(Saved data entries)

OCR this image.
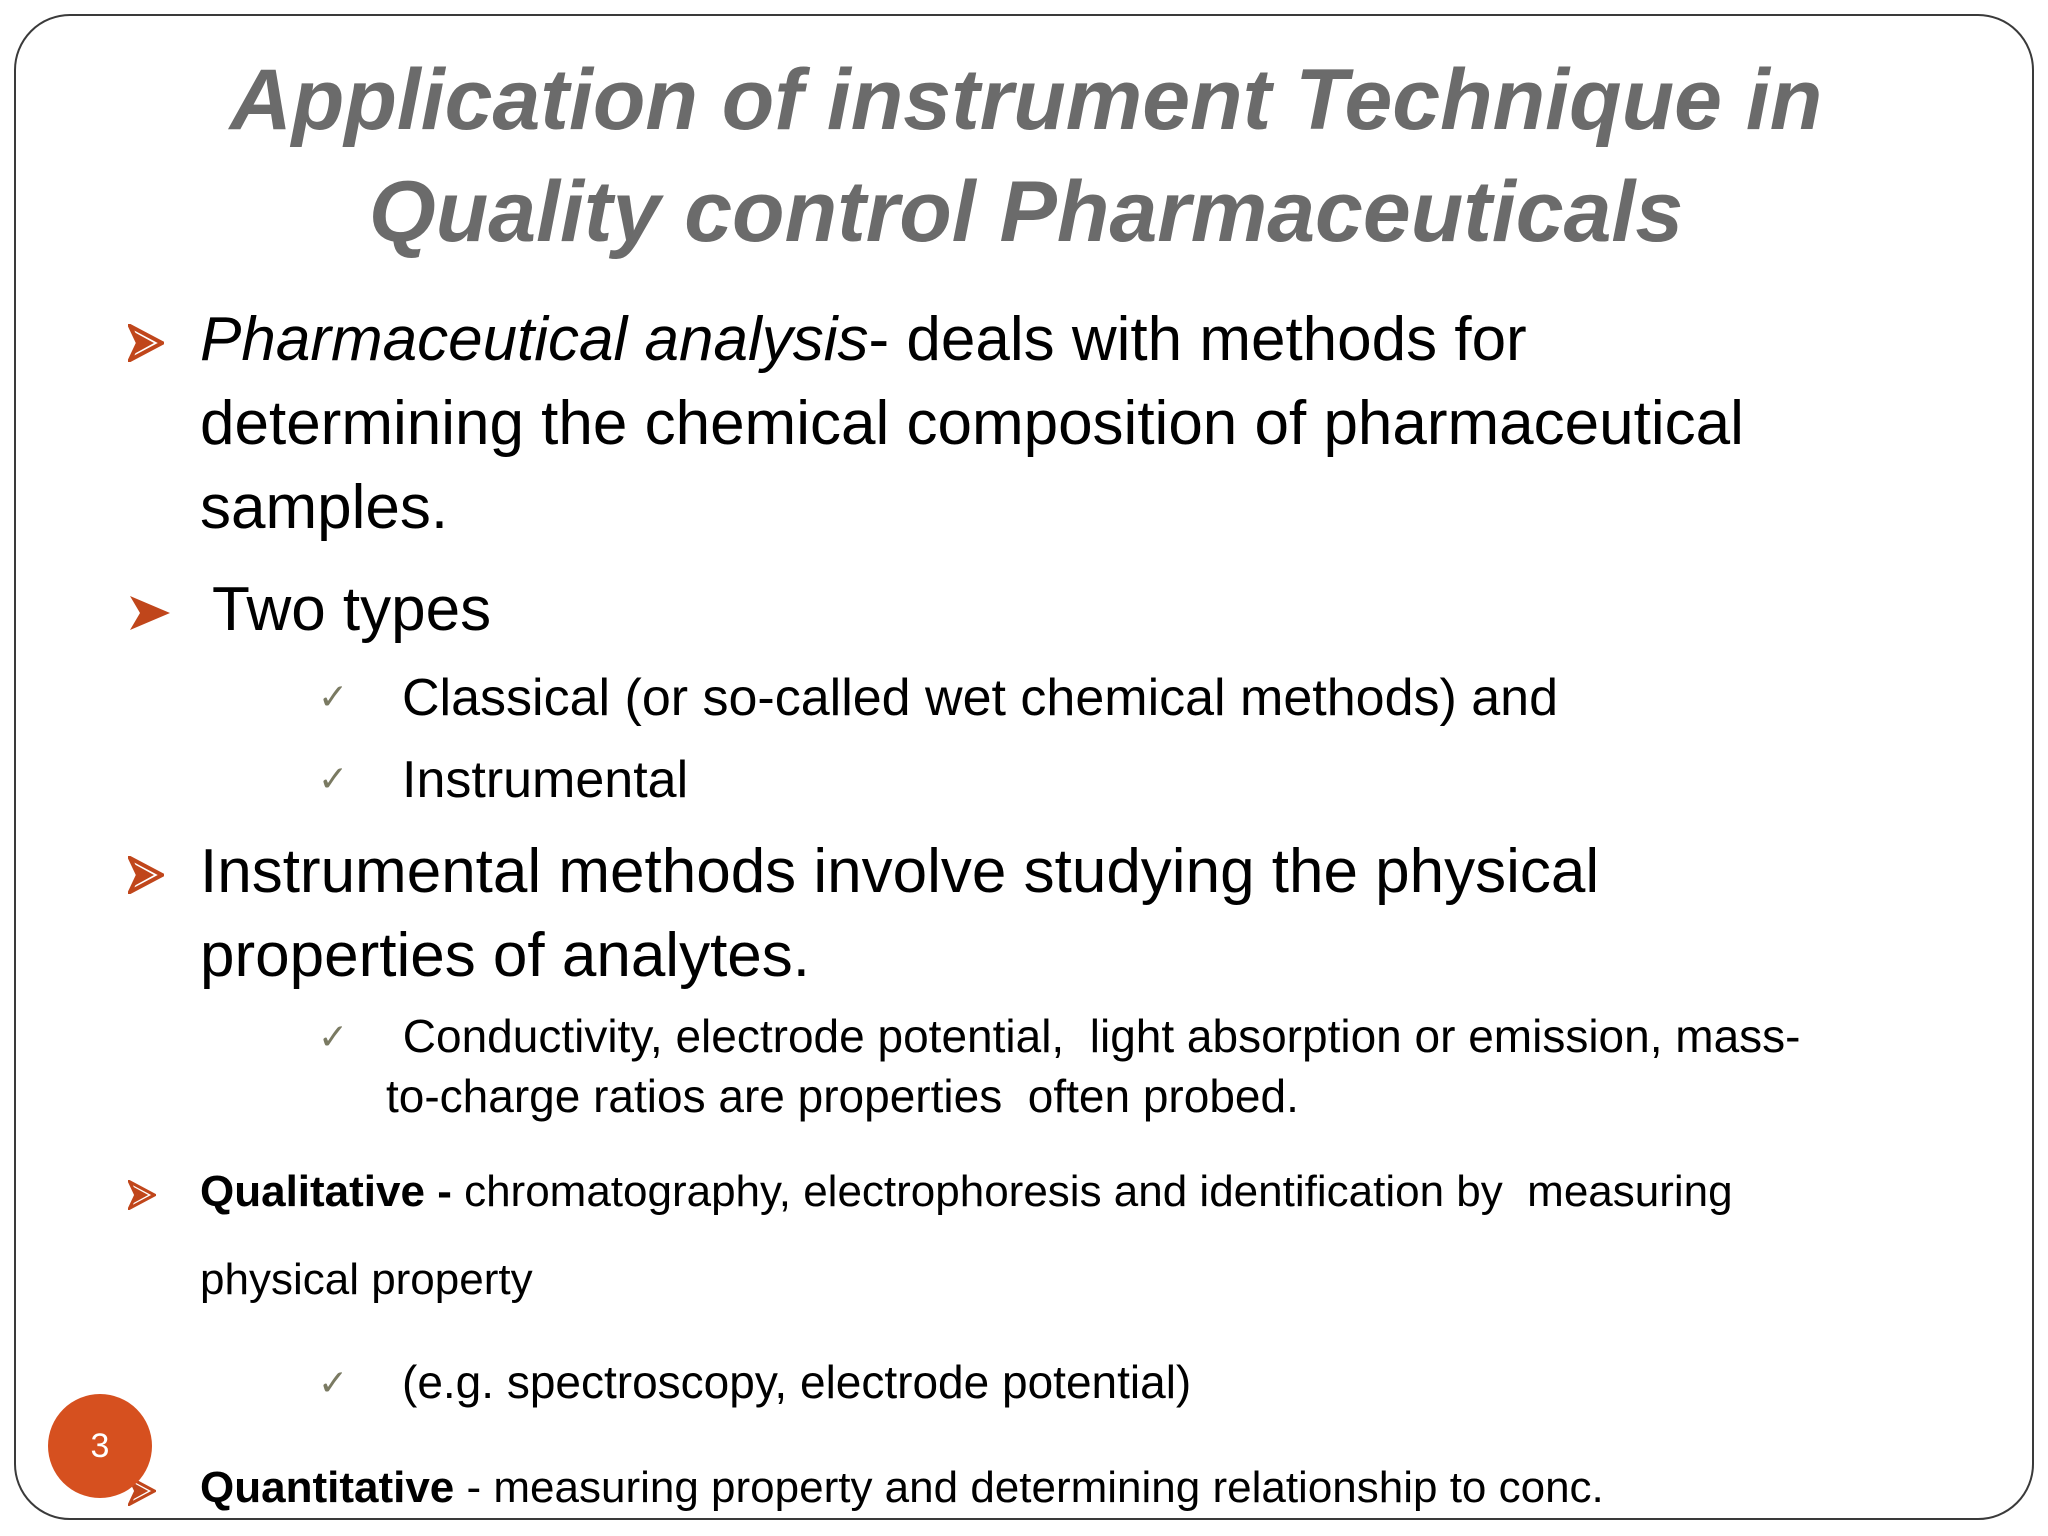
Application of instrument Technique in
Quality control Pharmaceuticals
Pharmaceutical analysis- deals with methods for
determining the chemical composition of pharmaceutical
samples.
Two types
✓ Classical (or so-called wet chemical methods) and
✓ Instrumental
Instrumental methods involve studying the physical
properties of analytes.
✓ Conductivity, electrode potential,  light absorption or emission, mass-
to-charge ratios are properties  often probed.
Qualitative - chromatography, electrophoresis and identification by  measuring
physical property
✓ (e.g. spectroscopy, electrode potential)
Quantitative - measuring property and determining relationship to conc.
3
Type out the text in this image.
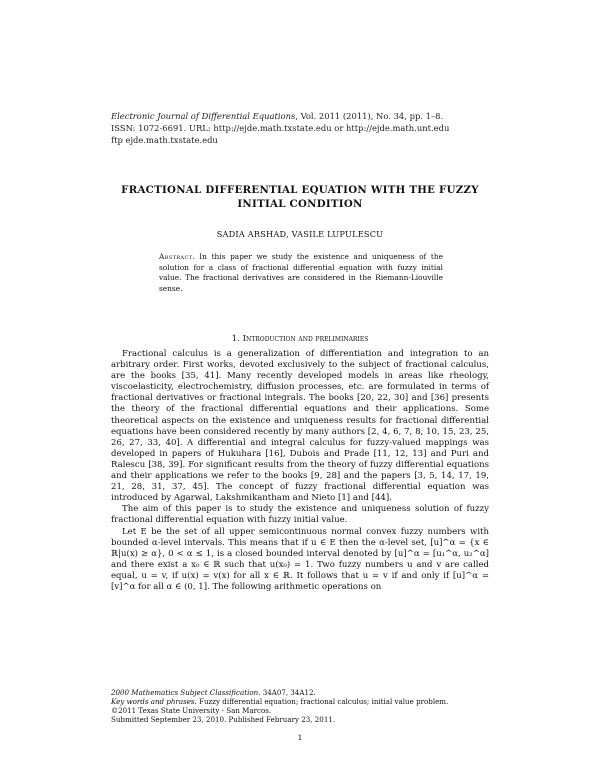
Electronic Journal of Differential Equations, Vol. 2011 (2011), No. 34, pp. 1–8.
ISSN: 1072-6691. URL: http://ejde.math.txstate.edu or http://ejde.math.unt.edu
ftp ejde.math.txstate.edu
FRACTIONAL DIFFERENTIAL EQUATION WITH THE FUZZY
INITIAL CONDITION
SADIA ARSHAD, VASILE LUPULESCU
Abstract. In this paper we study the existence and uniqueness of the solution for a class of fractional differential equation with fuzzy initial value. The fractional derivatives are considered in the Riemann-Liouville sense.
1. Introduction and preliminaries

Fractional calculus is a generalization of differentiation and integration to an arbitrary order. First works, devoted exclusively to the subject of fractional calculus, are the books [35, 41]. Many recently developed models in areas like rheology, viscoelasticity, electrochemistry, diffusion processes, etc. are formulated in terms of fractional derivatives or fractional integrals. The books [20, 22, 30] and [36] presents the theory of the fractional differential equations and their applications. Some theoretical aspects on the existence and uniqueness results for fractional differential equations have been considered recently by many authors [2, 4, 6, 7, 8, 10, 15, 23, 25, 26, 27, 33, 40]. A differential and integral calculus for fuzzy-valued mappings was developed in papers of Hukuhara [16], Dubois and Prade [11, 12, 13] and Puri and Ralescu [38, 39]. For significant results from the theory of fuzzy differential equations and their applications we refer to the books [9, 28] and the papers [3, 5, 14, 17, 19, 21, 28, 31, 37, 45]. The concept of fuzzy fractional differential equation was introduced by Agarwal, Lakshmikantham and Nieto [1] and [44].

The aim of this paper is to study the existence and uniqueness solution of fuzzy fractional differential equation with fuzzy initial value.

Let E be the set of all upper semicontinuous normal convex fuzzy numbers with bounded α-level intervals. This means that if u ∈ E then the α-level set, [u]^α = {x ∈ ℝ|u(x) ≥ α}, 0 < α ≤ 1, is a closed bounded interval denoted by [u]^α = [u₁^α, u₂^α] and there exist a x₀ ∈ ℝ such that u(x₀) = 1. Two fuzzy numbers u and v are called equal, u = v, if u(x) = v(x) for all x ∈ ℝ. It follows that u = v if and only if [u]^α = [v]^α for all α ∈ (0, 1]. The following arithmetic operations on

2000 Mathematics Subject Classification. 34A07, 34A12.
Key words and phrases. Fuzzy differential equation; fractional calculus; initial value problem.
©2011 Texas State University - San Marcos.
Submitted September 23, 2010. Published February 23, 2011.
1
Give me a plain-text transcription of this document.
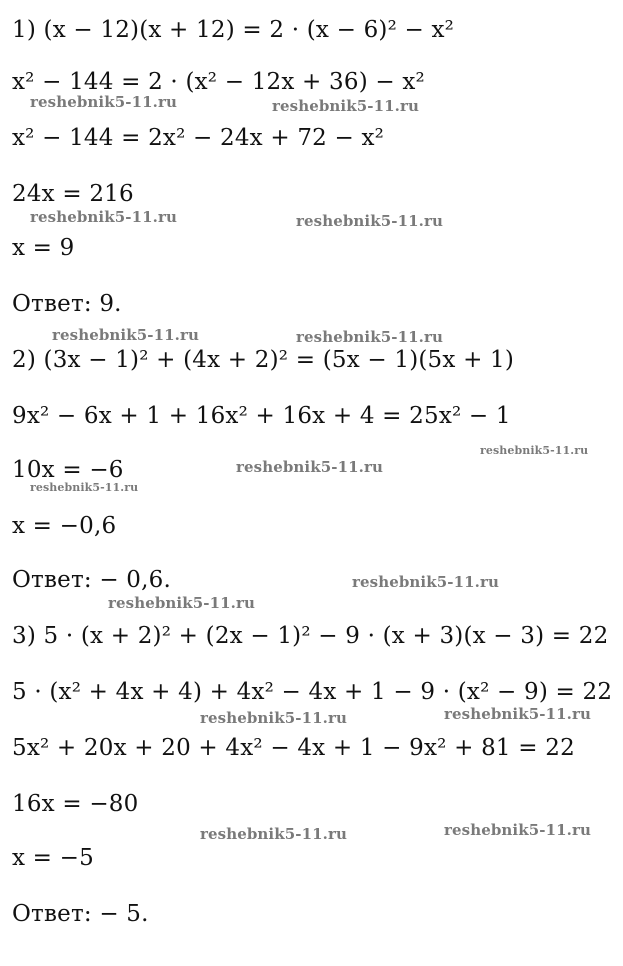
1) (x − 12)(x + 12) = 2 · (x − 6)² − x²
x² − 144 = 2 · (x² − 12x + 36) − x²
x² − 144 = 2x² − 24x + 72 − x²
24x = 216
x = 9
Ответ: 9.
2) (3x − 1)² + (4x + 2)² = (5x − 1)(5x + 1)
9x² − 6x + 1 + 16x² + 16x + 4 = 25x² − 1
10x = −6
x = −0,6
Ответ: − 0,6.
3) 5 · (x + 2)² + (2x − 1)² − 9 · (x + 3)(x − 3) = 22
5 · (x² + 4x + 4) + 4x² − 4x + 1 − 9 · (x² − 9) = 22
5x² + 20x + 20 + 4x² − 4x + 1 − 9x² + 81 = 22
16x = −80
x = −5
Ответ: − 5.
reshebnik5-11.ru	reshebnik5-11.ru
reshebnik5-11.ru	reshebnik5-11.ru
reshebnik5-11.ru	reshebnik5-11.ru
reshebnik5-11.ru
reshebnik5-11.ru
reshebnik5-11.ru
reshebnik5-11.ru
reshebnik5-11.ru
reshebnik5-11.ru	reshebnik5-11.ru
reshebnik5-11.ru
reshebnik5-11.ru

**Given exercise**
Repeat the material above in full and unchanged, minus its images.

**Answer to this problem**
OCR this image.
Application of instrument Technique in
Quality control Pharmaceuticals
Pharmaceutical analysis- deals with methods for
determining the chemical composition of pharmaceutical
samples.
Two types
✓ Classical (or so-called wet chemical methods) and
✓ Instrumental
Instrumental methods involve studying the physical
properties of analytes.
✓ Conductivity, electrode potential,  light absorption or emission, mass-
to-charge ratios are properties  often probed.
Qualitative - chromatography, electrophoresis and identification by  measuring
physical property
✓ (e.g. spectroscopy, electrode potential)
Quantitative - measuring property and determining relationship to conc.
3
Type out the text in this image.
Electronic Journal of Differential Equations, Vol. 2011 (2011), No. 34, pp. 1–8.
ISSN: 1072-6691. URL: http://ejde.math.txstate.edu or http://ejde.math.unt.edu
ftp ejde.math.txstate.edu
FRACTIONAL DIFFERENTIAL EQUATION WITH THE FUZZY
INITIAL CONDITION
SADIA ARSHAD, VASILE LUPULESCU
Abstract. In this paper we study the existence and uniqueness of the solution for a class of fractional differential equation with fuzzy initial value. The fractional derivatives are considered in the Riemann-Liouville sense.
1. Introduction and preliminaries

Fractional calculus is a generalization of differentiation and integration to an arbitrary order. First works, devoted exclusively to the subject of fractional calculus, are the books [35, 41]. Many recently developed models in areas like rheology, viscoelasticity, electrochemistry, diffusion processes, etc. are formulated in terms of fractional derivatives or fractional integrals. The books [20, 22, 30] and [36] presents the theory of the fractional differential equations and their applications. Some theoretical aspects on the existence and uniqueness results for fractional differential equations have been considered recently by many authors [2, 4, 6, 7, 8, 10, 15, 23, 25, 26, 27, 33, 40]. A differential and integral calculus for fuzzy-valued mappings was developed in papers of Hukuhara [16], Dubois and Prade [11, 12, 13] and Puri and Ralescu [38, 39]. For significant results from the theory of fuzzy differential equations and their applications we refer to the books [9, 28] and the papers [3, 5, 14, 17, 19, 21, 28, 31, 37, 45]. The concept of fuzzy fractional differential equation was introduced by Agarwal, Lakshmikantham and Nieto [1] and [44].

The aim of this paper is to study the existence and uniqueness solution of fuzzy fractional differential equation with fuzzy initial value.

Let E be the set of all upper semicontinuous normal convex fuzzy numbers with bounded α-level intervals. This means that if u ∈ E then the α-level set, [u]^α = {x ∈ ℝ|u(x) ≥ α}, 0 < α ≤ 1, is a closed bounded interval denoted by [u]^α = [u₁^α, u₂^α] and there exist a x₀ ∈ ℝ such that u(x₀) = 1. Two fuzzy numbers u and v are called equal, u = v, if u(x) = v(x) for all x ∈ ℝ. It follows that u = v if and only if [u]^α = [v]^α for all α ∈ (0, 1]. The following arithmetic operations on

2000 Mathematics Subject Classification. 34A07, 34A12.
Key words and phrases. Fuzzy differential equation; fractional calculus; initial value problem.
©2011 Texas State University - San Marcos.
Submitted September 23, 2010. Published February 23, 2011.
1
Give me a plain-text transcription of this document.
1) (x − 12)(x + 12) = 2 · (x − 6)² − x²
x² − 144 = 2 · (x² − 12x + 36) − x²
x² − 144 = 2x² − 24x + 72 − x²
24x = 216
x = 9
Ответ: 9.
2) (3x − 1)² + (4x + 2)² = (5x − 1)(5x + 1)
9x² − 6x + 1 + 16x² + 16x + 4 = 25x² − 1
10x = −6
x = −0,6
Ответ: − 0,6.
3) 5 · (x + 2)² + (2x − 1)² − 9 · (x + 3)(x − 3) = 22
5 · (x² + 4x + 4) + 4x² − 4x + 1 − 9 · (x² − 9) = 22
5x² + 20x + 20 + 4x² − 4x + 1 − 9x² + 81 = 22
16x = −80
x = −5
Ответ: − 5.
reshebnik5-11.ru	reshebnik5-11.ru
reshebnik5-11.ru	reshebnik5-11.ru
reshebnik5-11.ru	reshebnik5-11.ru
reshebnik5-11.ru
reshebnik5-11.ru
reshebnik5-11.ru
reshebnik5-11.ru
reshebnik5-11.ru
reshebnik5-11.ru	reshebnik5-11.ru
reshebnik5-11.ru
reshebnik5-11.ru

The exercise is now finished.